> **Task requirements**: Could every entry be set down once more, exactly as given?

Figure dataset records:
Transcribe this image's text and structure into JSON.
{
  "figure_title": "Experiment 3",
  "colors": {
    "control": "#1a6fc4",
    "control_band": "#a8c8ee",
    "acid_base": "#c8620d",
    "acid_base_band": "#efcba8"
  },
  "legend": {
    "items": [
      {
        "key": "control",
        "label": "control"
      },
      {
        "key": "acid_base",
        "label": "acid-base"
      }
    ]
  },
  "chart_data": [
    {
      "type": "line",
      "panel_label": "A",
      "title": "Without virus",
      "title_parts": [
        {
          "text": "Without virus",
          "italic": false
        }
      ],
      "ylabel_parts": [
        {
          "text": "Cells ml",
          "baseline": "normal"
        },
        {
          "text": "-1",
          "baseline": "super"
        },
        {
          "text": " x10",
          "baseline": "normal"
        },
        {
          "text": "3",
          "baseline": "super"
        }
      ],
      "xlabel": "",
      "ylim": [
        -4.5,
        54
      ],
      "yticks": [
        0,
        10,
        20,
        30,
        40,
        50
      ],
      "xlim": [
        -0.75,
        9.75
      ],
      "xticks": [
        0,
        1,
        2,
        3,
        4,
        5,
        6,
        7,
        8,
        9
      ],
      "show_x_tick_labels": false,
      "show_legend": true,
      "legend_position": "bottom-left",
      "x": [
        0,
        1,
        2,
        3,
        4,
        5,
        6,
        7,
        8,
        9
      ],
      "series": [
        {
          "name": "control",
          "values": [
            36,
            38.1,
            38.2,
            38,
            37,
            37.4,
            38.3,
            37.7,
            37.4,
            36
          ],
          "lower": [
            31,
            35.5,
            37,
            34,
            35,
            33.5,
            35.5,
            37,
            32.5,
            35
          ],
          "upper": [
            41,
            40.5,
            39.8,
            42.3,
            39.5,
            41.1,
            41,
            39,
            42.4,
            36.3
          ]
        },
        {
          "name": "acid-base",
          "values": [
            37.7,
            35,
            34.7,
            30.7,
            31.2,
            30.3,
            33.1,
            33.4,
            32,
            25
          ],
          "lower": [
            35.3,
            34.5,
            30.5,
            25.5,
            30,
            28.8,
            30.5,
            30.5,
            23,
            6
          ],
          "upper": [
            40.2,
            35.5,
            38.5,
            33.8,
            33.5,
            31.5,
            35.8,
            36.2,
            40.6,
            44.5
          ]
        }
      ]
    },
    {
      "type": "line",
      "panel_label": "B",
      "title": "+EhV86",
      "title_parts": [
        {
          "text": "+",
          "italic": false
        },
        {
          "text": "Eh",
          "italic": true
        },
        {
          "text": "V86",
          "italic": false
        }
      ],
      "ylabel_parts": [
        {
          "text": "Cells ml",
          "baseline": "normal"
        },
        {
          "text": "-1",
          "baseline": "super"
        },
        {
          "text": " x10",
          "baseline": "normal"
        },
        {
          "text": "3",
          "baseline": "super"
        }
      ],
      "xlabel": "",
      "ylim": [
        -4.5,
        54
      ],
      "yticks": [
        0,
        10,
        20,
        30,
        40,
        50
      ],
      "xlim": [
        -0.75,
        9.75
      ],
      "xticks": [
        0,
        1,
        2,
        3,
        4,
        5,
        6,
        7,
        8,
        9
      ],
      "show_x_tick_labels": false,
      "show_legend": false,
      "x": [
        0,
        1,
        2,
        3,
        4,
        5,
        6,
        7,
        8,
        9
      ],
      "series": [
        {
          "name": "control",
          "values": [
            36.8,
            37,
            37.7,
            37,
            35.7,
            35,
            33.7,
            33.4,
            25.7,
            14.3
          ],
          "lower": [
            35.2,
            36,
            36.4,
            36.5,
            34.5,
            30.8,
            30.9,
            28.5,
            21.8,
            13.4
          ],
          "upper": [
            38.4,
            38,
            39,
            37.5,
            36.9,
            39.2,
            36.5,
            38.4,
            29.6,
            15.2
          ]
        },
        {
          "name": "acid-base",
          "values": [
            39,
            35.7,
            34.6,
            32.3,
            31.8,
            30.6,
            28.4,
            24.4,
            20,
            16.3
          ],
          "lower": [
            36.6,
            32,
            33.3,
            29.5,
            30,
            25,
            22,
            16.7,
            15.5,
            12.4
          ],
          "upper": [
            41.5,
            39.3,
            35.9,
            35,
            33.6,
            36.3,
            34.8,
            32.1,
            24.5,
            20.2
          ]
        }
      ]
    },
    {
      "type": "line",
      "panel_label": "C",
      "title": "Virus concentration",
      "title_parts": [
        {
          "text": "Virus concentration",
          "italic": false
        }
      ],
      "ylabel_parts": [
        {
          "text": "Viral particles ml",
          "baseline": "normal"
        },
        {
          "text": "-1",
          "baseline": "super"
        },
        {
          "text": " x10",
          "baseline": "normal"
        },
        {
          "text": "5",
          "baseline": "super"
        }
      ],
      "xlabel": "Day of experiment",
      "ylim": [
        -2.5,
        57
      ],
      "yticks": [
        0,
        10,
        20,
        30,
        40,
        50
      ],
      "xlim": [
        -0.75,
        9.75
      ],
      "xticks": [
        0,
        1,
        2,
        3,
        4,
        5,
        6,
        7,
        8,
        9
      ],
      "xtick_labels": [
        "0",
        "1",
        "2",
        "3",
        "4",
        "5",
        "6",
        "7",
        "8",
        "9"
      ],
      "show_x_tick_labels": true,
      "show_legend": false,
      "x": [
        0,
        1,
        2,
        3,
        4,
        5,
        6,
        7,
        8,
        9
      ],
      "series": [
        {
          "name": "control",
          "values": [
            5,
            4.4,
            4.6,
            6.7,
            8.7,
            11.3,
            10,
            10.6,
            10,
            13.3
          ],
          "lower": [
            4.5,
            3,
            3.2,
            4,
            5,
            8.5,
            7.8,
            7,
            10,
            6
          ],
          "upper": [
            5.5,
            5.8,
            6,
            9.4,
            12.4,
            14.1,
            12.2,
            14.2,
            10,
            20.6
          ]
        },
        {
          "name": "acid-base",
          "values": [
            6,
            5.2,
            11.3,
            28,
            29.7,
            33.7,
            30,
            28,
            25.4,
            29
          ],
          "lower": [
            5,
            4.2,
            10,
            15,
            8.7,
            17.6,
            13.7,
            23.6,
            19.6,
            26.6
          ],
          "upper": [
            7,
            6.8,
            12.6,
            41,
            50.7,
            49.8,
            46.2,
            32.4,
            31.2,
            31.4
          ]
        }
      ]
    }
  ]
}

> **Written response**:
Transcribe this image's text and structure into JSON.
{
  "figure_title": "Experiment 3",
  "colors": {
    "control": "#1a6fc4",
    "control_band": "#a8c8ee",
    "acid_base": "#c8620d",
    "acid_base_band": "#efcba8"
  },
  "legend": {
    "items": [
      {
        "key": "control",
        "label": "control"
      },
      {
        "key": "acid_base",
        "label": "acid-base"
      }
    ]
  },
  "chart_data": [
    {
      "type": "line",
      "panel_label": "A",
      "title": "Without virus",
      "title_parts": [
        {
          "text": "Without virus",
          "italic": false
        }
      ],
      "ylabel_parts": [
        {
          "text": "Cells ml",
          "baseline": "normal"
        },
        {
          "text": "-1",
          "baseline": "super"
        },
        {
          "text": " x10",
          "baseline": "normal"
        },
        {
          "text": "3",
          "baseline": "super"
        }
      ],
      "xlabel": "",
      "ylim": [
        -4.5,
        54
      ],
      "yticks": [
        0,
        10,
        20,
        30,
        40,
        50
      ],
      "xlim": [
        -0.75,
        9.75
      ],
      "xticks": [
        0,
        1,
        2,
        3,
        4,
        5,
        6,
        7,
        8,
        9
      ],
      "show_x_tick_labels": false,
      "show_legend": true,
      "legend_position": "bottom-left",
      "x": [
        0,
        1,
        2,
        3,
        4,
        5,
        6,
        7,
        8,
        9
      ],
      "series": [
        {
          "name": "control",
          "values": [
            36,
            38.1,
            38.2,
            38,
            37,
            37.4,
            38.3,
            37.7,
            37.4,
            36
          ],
          "lower": [
            31,
            35.5,
            37,
            34,
            35,
            33.5,
            35.5,
            37,
            32.5,
            35
          ],
          "upper": [
            41,
            40.5,
            39.8,
            42.3,
            39.5,
            41.1,
            41,
            39,
            42.4,
            36.3
          ]
        },
        {
          "name": "acid-base",
          "values": [
            37.7,
            35,
            34.7,
            30.7,
            31.2,
            30.3,
            33.1,
            33.4,
            32,
            25
          ],
          "lower": [
            35.3,
            34.5,
            30.5,
            25.5,
            30,
            28.8,
            30.5,
            30.5,
            23,
            6
          ],
          "upper": [
            40.2,
            35.5,
            38.5,
            33.8,
            33.5,
            31.5,
            35.8,
            36.2,
            40.6,
            44.5
          ]
        }
      ]
    },
    {
      "type": "line",
      "panel_label": "B",
      "title": "+EhV86",
      "title_parts": [
        {
          "text": "+",
          "italic": false
        },
        {
          "text": "Eh",
          "italic": true
        },
        {
          "text": "V86",
          "italic": false
        }
      ],
      "ylabel_parts": [
        {
          "text": "Cells ml",
          "baseline": "normal"
        },
        {
          "text": "-1",
          "baseline": "super"
        },
        {
          "text": " x10",
          "baseline": "normal"
        },
        {
          "text": "3",
          "baseline": "super"
        }
      ],
      "xlabel": "",
      "ylim": [
        -4.5,
        54
      ],
      "yticks": [
        0,
        10,
        20,
        30,
        40,
        50
      ],
      "xlim": [
        -0.75,
        9.75
      ],
      "xticks": [
        0,
        1,
        2,
        3,
        4,
        5,
        6,
        7,
        8,
        9
      ],
      "show_x_tick_labels": false,
      "show_legend": false,
      "x": [
        0,
        1,
        2,
        3,
        4,
        5,
        6,
        7,
        8,
        9
      ],
      "series": [
        {
          "name": "control",
          "values": [
            36.8,
            37,
            37.7,
            37,
            35.7,
            35,
            33.7,
            33.4,
            25.7,
            14.3
          ],
          "lower": [
            35.2,
            36,
            36.4,
            36.5,
            34.5,
            30.8,
            30.9,
            28.5,
            21.8,
            13.4
          ],
          "upper": [
            38.4,
            38,
            39,
            37.5,
            36.9,
            39.2,
            36.5,
            38.4,
            29.6,
            15.2
          ]
        },
        {
          "name": "acid-base",
          "values": [
            39,
            35.7,
            34.6,
            32.3,
            31.8,
            30.6,
            28.4,
            24.4,
            20,
            16.3
          ],
          "lower": [
            36.6,
            32,
            33.3,
            29.5,
            30,
            25,
            22,
            16.7,
            15.5,
            12.4
          ],
          "upper": [
            41.5,
            39.3,
            35.9,
            35,
            33.6,
            36.3,
            34.8,
            32.1,
            24.5,
            20.2
          ]
        }
      ]
    },
    {
      "type": "line",
      "panel_label": "C",
      "title": "Virus concentration",
      "title_parts": [
        {
          "text": "Virus concentration",
          "italic": false
        }
      ],
      "ylabel_parts": [
        {
          "text": "Viral particles ml",
          "baseline": "normal"
        },
        {
          "text": "-1",
          "baseline": "super"
        },
        {
          "text": " x10",
          "baseline": "normal"
        },
        {
          "text": "5",
          "baseline": "super"
        }
      ],
      "xlabel": "Day of experiment",
      "ylim": [
        -2.5,
        57
      ],
      "yticks": [
        0,
        10,
        20,
        30,
        40,
        50
      ],
      "xlim": [
        -0.75,
        9.75
      ],
      "xticks": [
        0,
        1,
        2,
        3,
        4,
        5,
        6,
        7,
        8,
        9
      ],
      "xtick_labels": [
        "0",
        "1",
        "2",
        "3",
        "4",
        "5",
        "6",
        "7",
        "8",
        "9"
      ],
      "show_x_tick_labels": true,
      "show_legend": false,
      "x": [
        0,
        1,
        2,
        3,
        4,
        5,
        6,
        7,
        8,
        9
      ],
      "series": [
        {
          "name": "control",
          "values": [
            5,
            4.4,
            4.6,
            6.7,
            8.7,
            11.3,
            10,
            10.6,
            10,
            13.3
          ],
          "lower": [
            4.5,
            3,
            3.2,
            4,
            5,
            8.5,
            7.8,
            7,
            10,
            6
          ],
          "upper": [
            5.5,
            5.8,
            6,
            9.4,
            12.4,
            14.1,
            12.2,
            14.2,
            10,
            20.6
          ]
        },
        {
          "name": "acid-base",
          "values": [
            6,
            5.2,
            11.3,
            28,
            29.7,
            33.7,
            30,
            28,
            25.4,
            29
          ],
          "lower": [
            5,
            4.2,
            10,
            15,
            8.7,
            17.6,
            13.7,
            23.6,
            19.6,
            26.6
          ],
          "upper": [
            7,
            6.8,
            12.6,
            41,
            50.7,
            49.8,
            46.2,
            32.4,
            31.2,
            31.4
          ]
        }
      ]
    }
  ]
}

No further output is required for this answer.